**Work required**
Reproduce the records below in full and word for word, excluding pictures.

>>>

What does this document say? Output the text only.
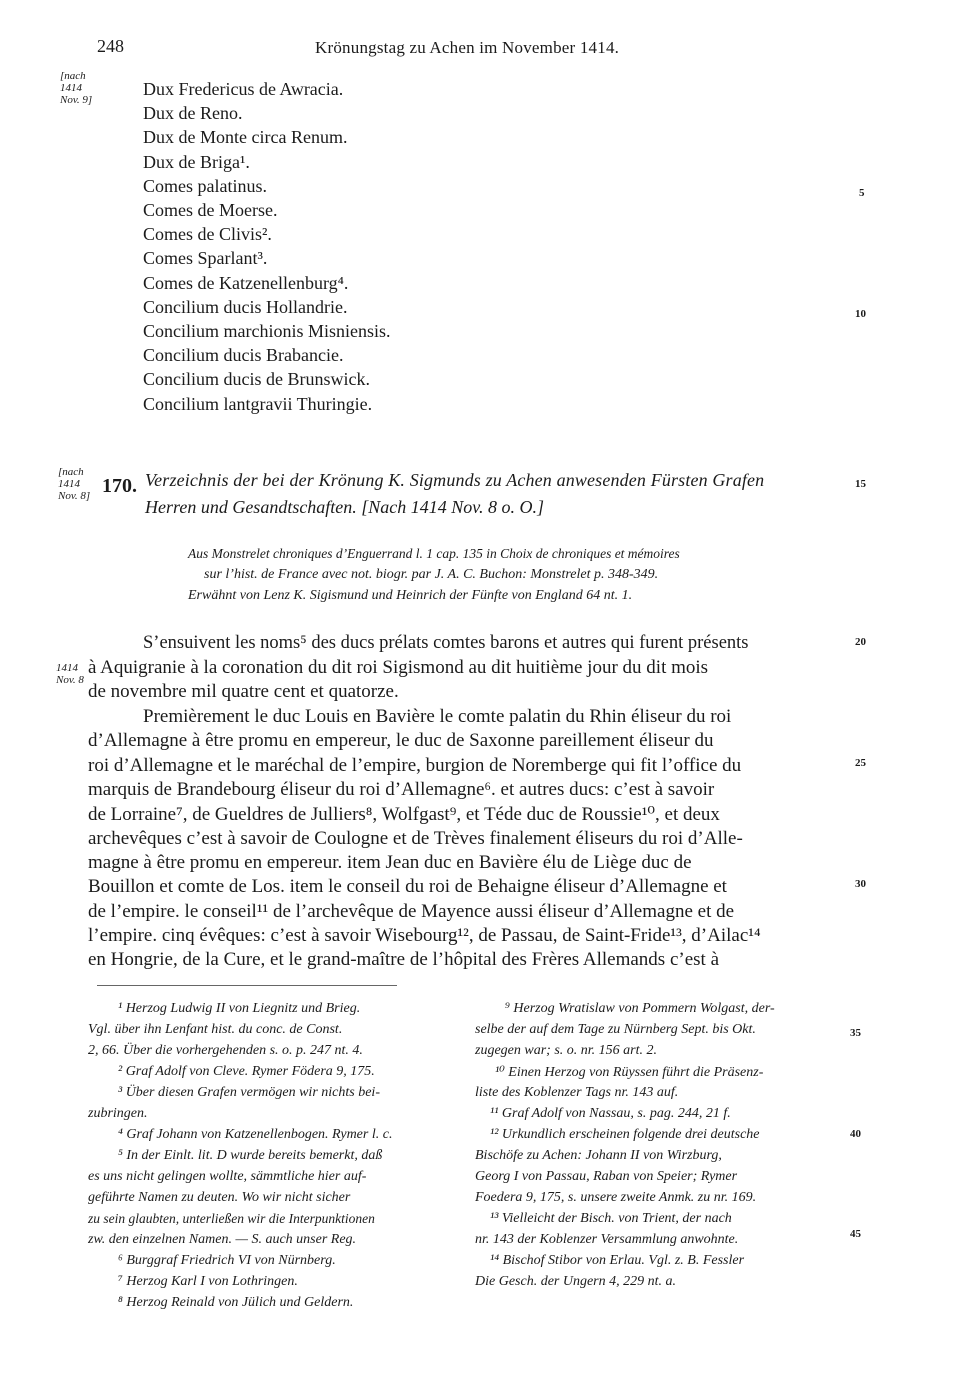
248	Krönungstag zu Achen im November 1414.
[nach
1414
Nov. 9]
[nach
1414
Nov. 8]
1414
Nov. 8
5
10
15
20
25
30
35
40
45
Dux Fredericus de Awracia.
Dux de Reno.
Dux de Monte circa Renum.
Dux de Briga¹.
Comes palatinus.
Comes de Moerse.
Comes de Clivis².
Comes Sparlant³.
Comes de Katzenellenburg⁴.
Concilium ducis Hollandrie.
Concilium marchionis Misniensis.
Concilium ducis Brabancie.
Concilium ducis de Brunswick.
Concilium lantgravii Thuringie.
170. Verzeichnis der bei der Krönung K. Sigmunds zu Achen anwesenden Fürsten Grafen
Herren und Gesandtschaften. [Nach 1414 Nov. 8 o. O.]
Aus Monstrelet chroniques d’Enguerrand l. 1 cap. 135 in Choix de chroniques et mémoires
sur l’hist. de France avec not. biogr. par J. A. C. Buchon: Monstrelet p. 348-349.
Erwähnt von Lenz K. Sigismund und Heinrich der Fünfte von England 64 nt. 1.
S’ensuivent les noms⁵ des ducs prélats comtes barons et autres qui furent présents
à Aquigranie à la coronation du dit roi Sigismond au dit huitième jour du dit mois
de novembre mil quatre cent et quatorze.
Premièrement le duc Louis en Bavière le comte palatin du Rhin éliseur du roi
d’Allemagne à être promu en empereur, le duc de Saxonne pareillement éliseur du
roi d’Allemagne et le maréchal de l’empire, burgion de Noremberge qui fit l’office du
marquis de Brandebourg éliseur du roi d’Allemagne⁶. et autres ducs: c’est à savoir
de Lorraine⁷, de Gueldres de Julliers⁸, Wolfgast⁹, et Téde duc de Roussie¹⁰, et deux
archevêques c’est à savoir de Coulogne et de Trèves finalement éliseurs du roi d’Alle-
magne à être promu en empereur. item Jean duc en Bavière élu de Liège duc de
Bouillon et comte de Los. item le conseil du roi de Behaigne éliseur d’Allemagne et
de l’empire. le conseil¹¹ de l’archevêque de Mayence aussi éliseur d’Allemagne et de
l’empire. cinq évêques: c’est à savoir Wisebourg¹², de Passau, de Saint-Fride¹³, d’Ailac¹⁴
en Hongrie, de la Cure, et le grand-maître de l’hôpital des Frères Allemands c’est à
¹ Herzog Ludwig II von Liegnitz und Brieg.
Vgl. über ihn Lenfant hist. du conc. de Const.
2, 66. Über die vorhergehenden s. o. p. 247 nt. 4.
² Graf Adolf von Cleve. Rymer Födera 9, 175.
³ Über diesen Grafen vermögen wir nichts bei-
zubringen.
⁴ Graf Johann von Katzenellenbogen. Rymer l. c.
⁵ In der Einlt. lit. D wurde bereits bemerkt, daß
es uns nicht gelingen wollte, sämmtliche hier auf-
geführte Namen zu deuten. Wo wir nicht sicher
zu sein glaubten, unterließen wir die Interpunktionen
zw. den einzelnen Namen. — S. auch unser Reg.
⁶ Burggraf Friedrich VI von Nürnberg.
⁷ Herzog Karl I von Lothringen.
⁸ Herzog Reinald von Jülich und Geldern.
⁹ Herzog Wratislaw von Pommern Wolgast, der-
selbe der auf dem Tage zu Nürnberg Sept. bis Okt.
zugegen war; s. o. nr. 156 art. 2.
¹⁰ Einen Herzog von Rüyssen führt die Präsenz-
liste des Koblenzer Tags nr. 143 auf.
¹¹ Graf Adolf von Nassau, s. pag. 244, 21 f.
¹² Urkundlich erscheinen folgende drei deutsche
Bischöfe zu Achen: Johann II von Wirzburg,
Georg I von Passau, Raban von Speier; Rymer
Foedera 9, 175, s. unsere zweite Anmk. zu nr. 169.
¹³ Vielleicht der Bisch. von Trient, der nach
nr. 143 der Koblenzer Versammlung anwohnte.
¹⁴ Bischof Stibor von Erlau. Vgl. z. B. Fessler
Die Gesch. der Ungern 4, 229 nt. a.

<<<

**Solution to this problem**
What does this document say? Output the text only.
248	Krönungstag zu Achen im November 1414.
[nach
1414
Nov. 9]
[nach
1414
Nov. 8]
1414
Nov. 8
5
10
15
20
25
30
35
40
45
Dux Fredericus de Awracia.
Dux de Reno.
Dux de Monte circa Renum.
Dux de Briga¹.
Comes palatinus.
Comes de Moerse.
Comes de Clivis².
Comes Sparlant³.
Comes de Katzenellenburg⁴.
Concilium ducis Hollandrie.
Concilium marchionis Misniensis.
Concilium ducis Brabancie.
Concilium ducis de Brunswick.
Concilium lantgravii Thuringie.
170. Verzeichnis der bei der Krönung K. Sigmunds zu Achen anwesenden Fürsten Grafen
Herren und Gesandtschaften. [Nach 1414 Nov. 8 o. O.]
Aus Monstrelet chroniques d’Enguerrand l. 1 cap. 135 in Choix de chroniques et mémoires
sur l’hist. de France avec not. biogr. par J. A. C. Buchon: Monstrelet p. 348-349.
Erwähnt von Lenz K. Sigismund und Heinrich der Fünfte von England 64 nt. 1.
S’ensuivent les noms⁵ des ducs prélats comtes barons et autres qui furent présents
à Aquigranie à la coronation du dit roi Sigismond au dit huitième jour du dit mois
de novembre mil quatre cent et quatorze.
Premièrement le duc Louis en Bavière le comte palatin du Rhin éliseur du roi
d’Allemagne à être promu en empereur, le duc de Saxonne pareillement éliseur du
roi d’Allemagne et le maréchal de l’empire, burgion de Noremberge qui fit l’office du
marquis de Brandebourg éliseur du roi d’Allemagne⁶. et autres ducs: c’est à savoir
de Lorraine⁷, de Gueldres de Julliers⁸, Wolfgast⁹, et Téde duc de Roussie¹⁰, et deux
archevêques c’est à savoir de Coulogne et de Trèves finalement éliseurs du roi d’Alle-
magne à être promu en empereur. item Jean duc en Bavière élu de Liège duc de
Bouillon et comte de Los. item le conseil du roi de Behaigne éliseur d’Allemagne et
de l’empire. le conseil¹¹ de l’archevêque de Mayence aussi éliseur d’Allemagne et de
l’empire. cinq évêques: c’est à savoir Wisebourg¹², de Passau, de Saint-Fride¹³, d’Ailac¹⁴
en Hongrie, de la Cure, et le grand-maître de l’hôpital des Frères Allemands c’est à
¹ Herzog Ludwig II von Liegnitz und Brieg.
Vgl. über ihn Lenfant hist. du conc. de Const.
2, 66. Über die vorhergehenden s. o. p. 247 nt. 4.
² Graf Adolf von Cleve. Rymer Födera 9, 175.
³ Über diesen Grafen vermögen wir nichts bei-
zubringen.
⁴ Graf Johann von Katzenellenbogen. Rymer l. c.
⁵ In der Einlt. lit. D wurde bereits bemerkt, daß
es uns nicht gelingen wollte, sämmtliche hier auf-
geführte Namen zu deuten. Wo wir nicht sicher
zu sein glaubten, unterließen wir die Interpunktionen
zw. den einzelnen Namen. — S. auch unser Reg.
⁶ Burggraf Friedrich VI von Nürnberg.
⁷ Herzog Karl I von Lothringen.
⁸ Herzog Reinald von Jülich und Geldern.
⁹ Herzog Wratislaw von Pommern Wolgast, der-
selbe der auf dem Tage zu Nürnberg Sept. bis Okt.
zugegen war; s. o. nr. 156 art. 2.
¹⁰ Einen Herzog von Rüyssen führt die Präsenz-
liste des Koblenzer Tags nr. 143 auf.
¹¹ Graf Adolf von Nassau, s. pag. 244, 21 f.
¹² Urkundlich erscheinen folgende drei deutsche
Bischöfe zu Achen: Johann II von Wirzburg,
Georg I von Passau, Raban von Speier; Rymer
Foedera 9, 175, s. unsere zweite Anmk. zu nr. 169.
¹³ Vielleicht der Bisch. von Trient, der nach
nr. 143 der Koblenzer Versammlung anwohnte.
¹⁴ Bischof Stibor von Erlau. Vgl. z. B. Fessler
Die Gesch. der Ungern 4, 229 nt. a.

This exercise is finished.